■ Task goal
Return the records exactly as they are.

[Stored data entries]
---------------
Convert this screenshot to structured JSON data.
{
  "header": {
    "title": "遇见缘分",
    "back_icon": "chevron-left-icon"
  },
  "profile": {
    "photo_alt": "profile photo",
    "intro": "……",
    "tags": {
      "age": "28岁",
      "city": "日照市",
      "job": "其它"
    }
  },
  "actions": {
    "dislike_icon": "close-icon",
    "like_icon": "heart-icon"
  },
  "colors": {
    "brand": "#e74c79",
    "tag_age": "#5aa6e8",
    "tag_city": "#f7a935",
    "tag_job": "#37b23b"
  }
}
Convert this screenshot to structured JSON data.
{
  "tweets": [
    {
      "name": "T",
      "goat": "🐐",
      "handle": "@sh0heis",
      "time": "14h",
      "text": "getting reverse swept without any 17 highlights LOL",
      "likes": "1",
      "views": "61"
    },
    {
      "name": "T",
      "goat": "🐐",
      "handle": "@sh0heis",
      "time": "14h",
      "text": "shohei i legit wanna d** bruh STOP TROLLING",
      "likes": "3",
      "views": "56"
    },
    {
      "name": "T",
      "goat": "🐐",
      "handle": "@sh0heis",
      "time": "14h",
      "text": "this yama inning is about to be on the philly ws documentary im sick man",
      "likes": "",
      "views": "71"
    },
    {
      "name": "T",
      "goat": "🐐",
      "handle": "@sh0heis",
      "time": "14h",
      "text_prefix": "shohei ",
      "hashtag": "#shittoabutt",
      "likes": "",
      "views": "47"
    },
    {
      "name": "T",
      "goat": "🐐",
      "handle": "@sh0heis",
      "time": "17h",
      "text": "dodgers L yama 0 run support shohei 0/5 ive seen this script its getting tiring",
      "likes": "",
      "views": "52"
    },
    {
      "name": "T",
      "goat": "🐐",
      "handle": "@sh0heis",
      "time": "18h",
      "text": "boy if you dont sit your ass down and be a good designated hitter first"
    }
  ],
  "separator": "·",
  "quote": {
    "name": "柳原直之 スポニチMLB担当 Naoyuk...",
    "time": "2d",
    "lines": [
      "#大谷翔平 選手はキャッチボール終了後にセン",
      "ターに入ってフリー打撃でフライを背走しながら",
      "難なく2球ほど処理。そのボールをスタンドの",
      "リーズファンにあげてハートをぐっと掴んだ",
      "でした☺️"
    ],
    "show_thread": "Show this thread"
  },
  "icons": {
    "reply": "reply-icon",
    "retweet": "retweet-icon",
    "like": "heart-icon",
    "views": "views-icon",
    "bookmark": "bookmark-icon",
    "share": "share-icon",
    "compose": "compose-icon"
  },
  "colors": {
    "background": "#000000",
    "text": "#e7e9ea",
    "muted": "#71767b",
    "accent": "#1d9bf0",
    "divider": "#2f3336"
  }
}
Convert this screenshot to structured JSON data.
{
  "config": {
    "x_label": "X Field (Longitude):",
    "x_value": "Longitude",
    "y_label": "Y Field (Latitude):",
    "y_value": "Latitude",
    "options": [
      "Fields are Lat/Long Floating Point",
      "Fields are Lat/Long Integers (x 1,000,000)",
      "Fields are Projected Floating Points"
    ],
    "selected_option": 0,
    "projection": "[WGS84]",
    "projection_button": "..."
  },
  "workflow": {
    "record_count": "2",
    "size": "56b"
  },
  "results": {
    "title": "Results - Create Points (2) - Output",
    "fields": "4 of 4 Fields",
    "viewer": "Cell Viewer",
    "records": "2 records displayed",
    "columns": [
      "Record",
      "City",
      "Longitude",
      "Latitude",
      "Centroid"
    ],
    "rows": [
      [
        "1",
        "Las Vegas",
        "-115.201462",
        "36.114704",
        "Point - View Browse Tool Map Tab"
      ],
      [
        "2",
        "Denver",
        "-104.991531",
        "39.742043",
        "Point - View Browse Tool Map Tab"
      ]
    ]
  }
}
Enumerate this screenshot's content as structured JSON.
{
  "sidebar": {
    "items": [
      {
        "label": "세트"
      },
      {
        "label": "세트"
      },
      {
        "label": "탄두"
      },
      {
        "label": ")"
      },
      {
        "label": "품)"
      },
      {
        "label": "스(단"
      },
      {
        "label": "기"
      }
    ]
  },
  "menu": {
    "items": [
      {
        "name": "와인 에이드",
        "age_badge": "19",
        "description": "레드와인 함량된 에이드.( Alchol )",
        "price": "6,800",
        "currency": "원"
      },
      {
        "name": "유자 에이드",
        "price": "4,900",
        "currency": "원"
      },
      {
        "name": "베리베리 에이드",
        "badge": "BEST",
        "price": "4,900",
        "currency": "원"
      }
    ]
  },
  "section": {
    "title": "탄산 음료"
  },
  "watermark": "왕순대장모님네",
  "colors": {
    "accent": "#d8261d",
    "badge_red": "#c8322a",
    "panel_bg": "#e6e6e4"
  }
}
---------------
■ Reply to the task
Convert this screenshot to structured JSON data.
{
  "header": {
    "title": "遇见缘分",
    "back_icon": "chevron-left-icon"
  },
  "profile": {
    "photo_alt": "profile photo",
    "intro": "……",
    "tags": {
      "age": "28岁",
      "city": "日照市",
      "job": "其它"
    }
  },
  "actions": {
    "dislike_icon": "close-icon",
    "like_icon": "heart-icon"
  },
  "colors": {
    "brand": "#e74c79",
    "tag_age": "#5aa6e8",
    "tag_city": "#f7a935",
    "tag_job": "#37b23b"
  }
}
Convert this screenshot to structured JSON data.
{
  "tweets": [
    {
      "name": "T",
      "goat": "🐐",
      "handle": "@sh0heis",
      "time": "14h",
      "text": "getting reverse swept without any 17 highlights LOL",
      "likes": "1",
      "views": "61"
    },
    {
      "name": "T",
      "goat": "🐐",
      "handle": "@sh0heis",
      "time": "14h",
      "text": "shohei i legit wanna d** bruh STOP TROLLING",
      "likes": "3",
      "views": "56"
    },
    {
      "name": "T",
      "goat": "🐐",
      "handle": "@sh0heis",
      "time": "14h",
      "text": "this yama inning is about to be on the philly ws documentary im sick man",
      "likes": "",
      "views": "71"
    },
    {
      "name": "T",
      "goat": "🐐",
      "handle": "@sh0heis",
      "time": "14h",
      "text_prefix": "shohei ",
      "hashtag": "#shittoabutt",
      "likes": "",
      "views": "47"
    },
    {
      "name": "T",
      "goat": "🐐",
      "handle": "@sh0heis",
      "time": "17h",
      "text": "dodgers L yama 0 run support shohei 0/5 ive seen this script its getting tiring",
      "likes": "",
      "views": "52"
    },
    {
      "name": "T",
      "goat": "🐐",
      "handle": "@sh0heis",
      "time": "18h",
      "text": "boy if you dont sit your ass down and be a good designated hitter first"
    }
  ],
  "separator": "·",
  "quote": {
    "name": "柳原直之 スポニチMLB担当 Naoyuk...",
    "time": "2d",
    "lines": [
      "#大谷翔平 選手はキャッチボール終了後にセン",
      "ターに入ってフリー打撃でフライを背走しながら",
      "難なく2球ほど処理。そのボールをスタンドの",
      "リーズファンにあげてハートをぐっと掴んだ",
      "でした☺️"
    ],
    "show_thread": "Show this thread"
  },
  "icons": {
    "reply": "reply-icon",
    "retweet": "retweet-icon",
    "like": "heart-icon",
    "views": "views-icon",
    "bookmark": "bookmark-icon",
    "share": "share-icon",
    "compose": "compose-icon"
  },
  "colors": {
    "background": "#000000",
    "text": "#e7e9ea",
    "muted": "#71767b",
    "accent": "#1d9bf0",
    "divider": "#2f3336"
  }
}
Convert this screenshot to structured JSON data.
{
  "config": {
    "x_label": "X Field (Longitude):",
    "x_value": "Longitude",
    "y_label": "Y Field (Latitude):",
    "y_value": "Latitude",
    "options": [
      "Fields are Lat/Long Floating Point",
      "Fields are Lat/Long Integers (x 1,000,000)",
      "Fields are Projected Floating Points"
    ],
    "selected_option": 0,
    "projection": "[WGS84]",
    "projection_button": "..."
  },
  "workflow": {
    "record_count": "2",
    "size": "56b"
  },
  "results": {
    "title": "Results - Create Points (2) - Output",
    "fields": "4 of 4 Fields",
    "viewer": "Cell Viewer",
    "records": "2 records displayed",
    "columns": [
      "Record",
      "City",
      "Longitude",
      "Latitude",
      "Centroid"
    ],
    "rows": [
      [
        "1",
        "Las Vegas",
        "-115.201462",
        "36.114704",
        "Point - View Browse Tool Map Tab"
      ],
      [
        "2",
        "Denver",
        "-104.991531",
        "39.742043",
        "Point - View Browse Tool Map Tab"
      ]
    ]
  }
}
Enumerate this screenshot's content as structured JSON.
{
  "sidebar": {
    "items": [
      {
        "label": "세트"
      },
      {
        "label": "세트"
      },
      {
        "label": "탄두"
      },
      {
        "label": ")"
      },
      {
        "label": "품)"
      },
      {
        "label": "스(단"
      },
      {
        "label": "기"
      }
    ]
  },
  "menu": {
    "items": [
      {
        "name": "와인 에이드",
        "age_badge": "19",
        "description": "레드와인 함량된 에이드.( Alchol )",
        "price": "6,800",
        "currency": "원"
      },
      {
        "name": "유자 에이드",
        "price": "4,900",
        "currency": "원"
      },
      {
        "name": "베리베리 에이드",
        "badge": "BEST",
        "price": "4,900",
        "currency": "원"
      }
    ]
  },
  "section": {
    "title": "탄산 음료"
  },
  "watermark": "왕순대장모님네",
  "colors": {
    "accent": "#d8261d",
    "badge_red": "#c8322a",
    "panel_bg": "#e6e6e4"
  }
}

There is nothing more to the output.